>> BEGIN Data for processing

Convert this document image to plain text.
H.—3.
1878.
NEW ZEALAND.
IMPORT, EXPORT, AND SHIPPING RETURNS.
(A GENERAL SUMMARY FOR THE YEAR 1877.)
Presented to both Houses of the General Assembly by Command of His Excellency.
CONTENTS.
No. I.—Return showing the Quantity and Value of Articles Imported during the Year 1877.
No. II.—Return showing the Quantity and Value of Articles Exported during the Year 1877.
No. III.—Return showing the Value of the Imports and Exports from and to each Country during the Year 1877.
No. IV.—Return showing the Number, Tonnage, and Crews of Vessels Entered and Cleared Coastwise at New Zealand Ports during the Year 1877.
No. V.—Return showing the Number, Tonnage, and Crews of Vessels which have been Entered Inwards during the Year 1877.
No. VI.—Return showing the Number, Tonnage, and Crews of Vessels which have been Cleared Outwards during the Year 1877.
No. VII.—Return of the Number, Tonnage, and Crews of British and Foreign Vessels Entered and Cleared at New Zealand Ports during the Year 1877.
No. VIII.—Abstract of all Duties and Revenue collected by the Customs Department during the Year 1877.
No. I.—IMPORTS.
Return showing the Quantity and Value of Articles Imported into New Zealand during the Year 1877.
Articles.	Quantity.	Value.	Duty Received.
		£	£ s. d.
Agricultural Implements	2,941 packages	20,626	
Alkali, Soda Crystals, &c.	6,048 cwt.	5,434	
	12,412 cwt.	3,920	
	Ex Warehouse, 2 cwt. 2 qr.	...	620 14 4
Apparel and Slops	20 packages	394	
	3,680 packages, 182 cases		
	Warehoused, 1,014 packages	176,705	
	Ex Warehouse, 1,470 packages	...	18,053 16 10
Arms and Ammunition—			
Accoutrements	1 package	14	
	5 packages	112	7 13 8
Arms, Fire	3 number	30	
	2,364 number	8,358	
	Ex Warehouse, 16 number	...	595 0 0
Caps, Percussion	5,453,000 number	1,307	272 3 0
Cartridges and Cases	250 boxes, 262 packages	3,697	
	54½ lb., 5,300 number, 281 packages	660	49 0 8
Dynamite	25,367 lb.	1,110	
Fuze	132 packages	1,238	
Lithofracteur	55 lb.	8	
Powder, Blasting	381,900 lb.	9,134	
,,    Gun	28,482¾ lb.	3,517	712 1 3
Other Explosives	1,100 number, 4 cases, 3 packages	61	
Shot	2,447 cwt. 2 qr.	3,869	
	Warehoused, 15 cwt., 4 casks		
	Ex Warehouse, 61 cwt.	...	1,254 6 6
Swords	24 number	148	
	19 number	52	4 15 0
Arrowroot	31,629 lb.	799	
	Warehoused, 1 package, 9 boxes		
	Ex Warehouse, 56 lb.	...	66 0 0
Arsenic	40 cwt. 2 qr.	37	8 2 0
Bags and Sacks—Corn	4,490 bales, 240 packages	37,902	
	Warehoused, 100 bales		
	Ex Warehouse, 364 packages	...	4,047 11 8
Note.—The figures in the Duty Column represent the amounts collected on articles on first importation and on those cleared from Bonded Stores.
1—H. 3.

>> END Data for processing

**Direction**
Select every line in the material above where the string "which" occurs, and copy it.

**Answer to this task**
No. V.—Return showing the Number, Tonnage, and Crews of Vessels which have been Entered Inwards during the Year 1877.
No. VI.—Return showing the Number, Tonnage, and Crews of Vessels which have been Cleared Outwards during the Year 1877.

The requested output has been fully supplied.